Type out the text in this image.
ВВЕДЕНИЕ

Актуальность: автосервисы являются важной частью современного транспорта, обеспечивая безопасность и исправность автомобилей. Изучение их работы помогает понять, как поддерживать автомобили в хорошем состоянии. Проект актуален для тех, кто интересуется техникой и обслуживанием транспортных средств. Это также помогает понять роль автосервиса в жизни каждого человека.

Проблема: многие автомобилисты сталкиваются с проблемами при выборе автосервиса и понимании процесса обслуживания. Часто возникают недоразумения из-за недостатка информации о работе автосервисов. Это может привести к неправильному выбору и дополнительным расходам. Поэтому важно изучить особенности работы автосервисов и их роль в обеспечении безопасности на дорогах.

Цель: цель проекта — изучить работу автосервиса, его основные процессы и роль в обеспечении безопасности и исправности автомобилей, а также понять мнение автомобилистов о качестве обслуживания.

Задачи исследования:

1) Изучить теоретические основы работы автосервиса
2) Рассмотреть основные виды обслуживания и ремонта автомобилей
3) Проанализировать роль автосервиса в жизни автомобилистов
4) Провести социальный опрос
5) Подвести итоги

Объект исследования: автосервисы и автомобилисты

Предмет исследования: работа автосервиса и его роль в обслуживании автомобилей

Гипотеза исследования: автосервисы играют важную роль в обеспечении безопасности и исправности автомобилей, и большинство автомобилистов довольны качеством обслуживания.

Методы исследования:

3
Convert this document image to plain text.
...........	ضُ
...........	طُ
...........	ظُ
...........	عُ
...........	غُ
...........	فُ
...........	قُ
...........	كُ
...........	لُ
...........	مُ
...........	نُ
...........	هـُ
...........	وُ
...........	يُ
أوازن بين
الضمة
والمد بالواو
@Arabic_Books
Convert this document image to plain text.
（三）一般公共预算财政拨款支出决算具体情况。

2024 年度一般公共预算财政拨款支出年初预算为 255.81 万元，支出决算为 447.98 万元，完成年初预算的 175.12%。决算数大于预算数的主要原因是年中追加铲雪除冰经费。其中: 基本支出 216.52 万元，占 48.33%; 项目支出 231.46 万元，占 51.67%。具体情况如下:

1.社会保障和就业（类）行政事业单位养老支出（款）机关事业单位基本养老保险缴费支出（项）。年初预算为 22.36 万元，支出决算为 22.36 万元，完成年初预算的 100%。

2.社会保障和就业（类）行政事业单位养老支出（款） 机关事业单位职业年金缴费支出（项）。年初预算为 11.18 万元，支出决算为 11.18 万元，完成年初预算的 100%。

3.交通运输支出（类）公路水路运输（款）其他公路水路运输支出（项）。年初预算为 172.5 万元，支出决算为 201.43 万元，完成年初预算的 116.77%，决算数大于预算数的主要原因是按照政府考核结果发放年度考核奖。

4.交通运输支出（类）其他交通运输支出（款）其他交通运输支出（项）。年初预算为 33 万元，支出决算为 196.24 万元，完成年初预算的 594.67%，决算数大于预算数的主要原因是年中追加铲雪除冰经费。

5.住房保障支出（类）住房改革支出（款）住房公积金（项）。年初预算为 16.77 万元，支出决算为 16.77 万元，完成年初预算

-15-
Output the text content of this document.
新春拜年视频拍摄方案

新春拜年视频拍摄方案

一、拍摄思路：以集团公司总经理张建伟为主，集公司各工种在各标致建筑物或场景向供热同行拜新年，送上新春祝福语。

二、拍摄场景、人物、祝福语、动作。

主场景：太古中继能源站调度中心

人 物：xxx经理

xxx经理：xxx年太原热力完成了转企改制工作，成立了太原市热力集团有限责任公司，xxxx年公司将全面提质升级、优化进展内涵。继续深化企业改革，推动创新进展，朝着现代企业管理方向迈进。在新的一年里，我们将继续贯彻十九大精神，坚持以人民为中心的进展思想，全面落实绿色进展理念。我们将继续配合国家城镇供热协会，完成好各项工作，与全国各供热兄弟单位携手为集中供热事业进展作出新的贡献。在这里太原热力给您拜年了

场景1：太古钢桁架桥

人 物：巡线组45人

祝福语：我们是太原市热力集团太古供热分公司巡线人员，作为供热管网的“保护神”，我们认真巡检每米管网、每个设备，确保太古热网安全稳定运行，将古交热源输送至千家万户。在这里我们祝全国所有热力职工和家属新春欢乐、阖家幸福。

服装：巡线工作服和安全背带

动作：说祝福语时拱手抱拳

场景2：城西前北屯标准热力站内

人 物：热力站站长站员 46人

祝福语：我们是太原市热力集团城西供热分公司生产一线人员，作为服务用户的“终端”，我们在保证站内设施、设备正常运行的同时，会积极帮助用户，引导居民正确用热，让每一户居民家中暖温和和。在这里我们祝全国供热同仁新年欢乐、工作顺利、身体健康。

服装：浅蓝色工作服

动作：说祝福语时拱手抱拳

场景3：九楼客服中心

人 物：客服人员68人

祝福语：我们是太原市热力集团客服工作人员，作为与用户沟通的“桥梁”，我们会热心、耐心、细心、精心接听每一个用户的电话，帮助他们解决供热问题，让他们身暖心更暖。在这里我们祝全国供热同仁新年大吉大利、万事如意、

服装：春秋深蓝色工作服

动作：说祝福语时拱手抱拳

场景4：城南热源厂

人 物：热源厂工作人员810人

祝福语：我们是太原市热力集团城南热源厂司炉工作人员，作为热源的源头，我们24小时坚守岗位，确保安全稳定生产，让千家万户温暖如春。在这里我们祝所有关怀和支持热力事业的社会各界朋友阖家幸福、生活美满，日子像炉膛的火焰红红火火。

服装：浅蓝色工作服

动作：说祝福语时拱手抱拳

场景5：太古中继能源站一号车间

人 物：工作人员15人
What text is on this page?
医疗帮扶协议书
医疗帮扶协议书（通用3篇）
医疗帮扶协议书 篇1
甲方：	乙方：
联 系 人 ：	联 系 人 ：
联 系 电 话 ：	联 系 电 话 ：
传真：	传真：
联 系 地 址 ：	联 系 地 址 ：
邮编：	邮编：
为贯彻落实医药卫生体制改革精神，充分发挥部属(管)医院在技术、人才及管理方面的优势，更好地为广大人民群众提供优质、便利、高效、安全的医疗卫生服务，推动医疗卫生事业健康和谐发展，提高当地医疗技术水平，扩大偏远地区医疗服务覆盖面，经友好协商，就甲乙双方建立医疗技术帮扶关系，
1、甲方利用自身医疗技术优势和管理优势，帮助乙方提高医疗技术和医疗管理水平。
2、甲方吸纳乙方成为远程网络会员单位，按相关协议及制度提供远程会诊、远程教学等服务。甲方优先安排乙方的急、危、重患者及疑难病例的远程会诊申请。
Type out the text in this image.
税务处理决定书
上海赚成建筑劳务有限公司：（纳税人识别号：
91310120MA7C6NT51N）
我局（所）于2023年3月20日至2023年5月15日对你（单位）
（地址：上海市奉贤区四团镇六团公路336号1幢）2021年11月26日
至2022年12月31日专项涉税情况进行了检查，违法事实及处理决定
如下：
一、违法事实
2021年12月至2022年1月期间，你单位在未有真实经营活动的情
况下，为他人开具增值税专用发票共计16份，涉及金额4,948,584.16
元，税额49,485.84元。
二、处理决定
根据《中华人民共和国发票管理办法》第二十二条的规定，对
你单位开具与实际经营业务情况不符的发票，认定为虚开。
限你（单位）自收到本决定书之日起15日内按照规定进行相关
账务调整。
-------------------------
Written instruction: Copy out all of the data exactly, leaving nothing out.

Output below:
Type out the text in this image.
ВВЕДЕНИЕ

Актуальность: автосервисы являются важной частью современного транспорта, обеспечивая безопасность и исправность автомобилей. Изучение их работы помогает понять, как поддерживать автомобили в хорошем состоянии. Проект актуален для тех, кто интересуется техникой и обслуживанием транспортных средств. Это также помогает понять роль автосервиса в жизни каждого человека.

Проблема: многие автомобилисты сталкиваются с проблемами при выборе автосервиса и понимании процесса обслуживания. Часто возникают недоразумения из-за недостатка информации о работе автосервисов. Это может привести к неправильному выбору и дополнительным расходам. Поэтому важно изучить особенности работы автосервисов и их роль в обеспечении безопасности на дорогах.

Цель: цель проекта — изучить работу автосервиса, его основные процессы и роль в обеспечении безопасности и исправности автомобилей, а также понять мнение автомобилистов о качестве обслуживания.

Задачи исследования:

1) Изучить теоретические основы работы автосервиса
2) Рассмотреть основные виды обслуживания и ремонта автомобилей
3) Проанализировать роль автосервиса в жизни автомобилистов
4) Провести социальный опрос
5) Подвести итоги

Объект исследования: автосервисы и автомобилисты

Предмет исследования: работа автосервиса и его роль в обслуживании автомобилей

Гипотеза исследования: автосервисы играют важную роль в обеспечении безопасности и исправности автомобилей, и большинство автомобилистов довольны качеством обслуживания.

Методы исследования:

3
Convert this document image to plain text.
...........	ضُ
...........	طُ
...........	ظُ
...........	عُ
...........	غُ
...........	فُ
...........	قُ
...........	كُ
...........	لُ
...........	مُ
...........	نُ
...........	هـُ
...........	وُ
...........	يُ
أوازن بين
الضمة
والمد بالواو
@Arabic_Books
Convert this document image to plain text.
（三）一般公共预算财政拨款支出决算具体情况。

2024 年度一般公共预算财政拨款支出年初预算为 255.81 万元，支出决算为 447.98 万元，完成年初预算的 175.12%。决算数大于预算数的主要原因是年中追加铲雪除冰经费。其中: 基本支出 216.52 万元，占 48.33%; 项目支出 231.46 万元，占 51.67%。具体情况如下:

1.社会保障和就业（类）行政事业单位养老支出（款）机关事业单位基本养老保险缴费支出（项）。年初预算为 22.36 万元，支出决算为 22.36 万元，完成年初预算的 100%。

2.社会保障和就业（类）行政事业单位养老支出（款） 机关事业单位职业年金缴费支出（项）。年初预算为 11.18 万元，支出决算为 11.18 万元，完成年初预算的 100%。

3.交通运输支出（类）公路水路运输（款）其他公路水路运输支出（项）。年初预算为 172.5 万元，支出决算为 201.43 万元，完成年初预算的 116.77%，决算数大于预算数的主要原因是按照政府考核结果发放年度考核奖。

4.交通运输支出（类）其他交通运输支出（款）其他交通运输支出（项）。年初预算为 33 万元，支出决算为 196.24 万元，完成年初预算的 594.67%，决算数大于预算数的主要原因是年中追加铲雪除冰经费。

5.住房保障支出（类）住房改革支出（款）住房公积金（项）。年初预算为 16.77 万元，支出决算为 16.77 万元，完成年初预算

-15-
Output the text content of this document.
新春拜年视频拍摄方案

新春拜年视频拍摄方案

一、拍摄思路：以集团公司总经理张建伟为主，集公司各工种在各标致建筑物或场景向供热同行拜新年，送上新春祝福语。

二、拍摄场景、人物、祝福语、动作。

主场景：太古中继能源站调度中心

人 物：xxx经理

xxx经理：xxx年太原热力完成了转企改制工作，成立了太原市热力集团有限责任公司，xxxx年公司将全面提质升级、优化进展内涵。继续深化企业改革，推动创新进展，朝着现代企业管理方向迈进。在新的一年里，我们将继续贯彻十九大精神，坚持以人民为中心的进展思想，全面落实绿色进展理念。我们将继续配合国家城镇供热协会，完成好各项工作，与全国各供热兄弟单位携手为集中供热事业进展作出新的贡献。在这里太原热力给您拜年了

场景1：太古钢桁架桥

人 物：巡线组45人

祝福语：我们是太原市热力集团太古供热分公司巡线人员，作为供热管网的“保护神”，我们认真巡检每米管网、每个设备，确保太古热网安全稳定运行，将古交热源输送至千家万户。在这里我们祝全国所有热力职工和家属新春欢乐、阖家幸福。

服装：巡线工作服和安全背带

动作：说祝福语时拱手抱拳

场景2：城西前北屯标准热力站内

人 物：热力站站长站员 46人

祝福语：我们是太原市热力集团城西供热分公司生产一线人员，作为服务用户的“终端”，我们在保证站内设施、设备正常运行的同时，会积极帮助用户，引导居民正确用热，让每一户居民家中暖温和和。在这里我们祝全国供热同仁新年欢乐、工作顺利、身体健康。

服装：浅蓝色工作服

动作：说祝福语时拱手抱拳

场景3：九楼客服中心

人 物：客服人员68人

祝福语：我们是太原市热力集团客服工作人员，作为与用户沟通的“桥梁”，我们会热心、耐心、细心、精心接听每一个用户的电话，帮助他们解决供热问题，让他们身暖心更暖。在这里我们祝全国供热同仁新年大吉大利、万事如意、

服装：春秋深蓝色工作服

动作：说祝福语时拱手抱拳

场景4：城南热源厂

人 物：热源厂工作人员810人

祝福语：我们是太原市热力集团城南热源厂司炉工作人员，作为热源的源头，我们24小时坚守岗位，确保安全稳定生产，让千家万户温暖如春。在这里我们祝所有关怀和支持热力事业的社会各界朋友阖家幸福、生活美满，日子像炉膛的火焰红红火火。

服装：浅蓝色工作服

动作：说祝福语时拱手抱拳

场景5：太古中继能源站一号车间

人 物：工作人员15人
What text is on this page?
医疗帮扶协议书
医疗帮扶协议书（通用3篇）
医疗帮扶协议书 篇1
甲方：	乙方：
联 系 人 ：	联 系 人 ：
联 系 电 话 ：	联 系 电 话 ：
传真：	传真：
联 系 地 址 ：	联 系 地 址 ：
邮编：	邮编：
为贯彻落实医药卫生体制改革精神，充分发挥部属(管)医院在技术、人才及管理方面的优势，更好地为广大人民群众提供优质、便利、高效、安全的医疗卫生服务，推动医疗卫生事业健康和谐发展，提高当地医疗技术水平，扩大偏远地区医疗服务覆盖面，经友好协商，就甲乙双方建立医疗技术帮扶关系，
1、甲方利用自身医疗技术优势和管理优势，帮助乙方提高医疗技术和医疗管理水平。
2、甲方吸纳乙方成为远程网络会员单位，按相关协议及制度提供远程会诊、远程教学等服务。甲方优先安排乙方的急、危、重患者及疑难病例的远程会诊申请。
Type out the text in this image.
税务处理决定书
上海赚成建筑劳务有限公司：（纳税人识别号：
91310120MA7C6NT51N）
我局（所）于2023年3月20日至2023年5月15日对你（单位）
（地址：上海市奉贤区四团镇六团公路336号1幢）2021年11月26日
至2022年12月31日专项涉税情况进行了检查，违法事实及处理决定
如下：
一、违法事实
2021年12月至2022年1月期间，你单位在未有真实经营活动的情
况下，为他人开具增值税专用发票共计16份，涉及金额4,948,584.16
元，税额49,485.84元。
二、处理决定
根据《中华人民共和国发票管理办法》第二十二条的规定，对
你单位开具与实际经营业务情况不符的发票，认定为虚开。
限你（单位）自收到本决定书之日起15日内按照规定进行相关
账务调整。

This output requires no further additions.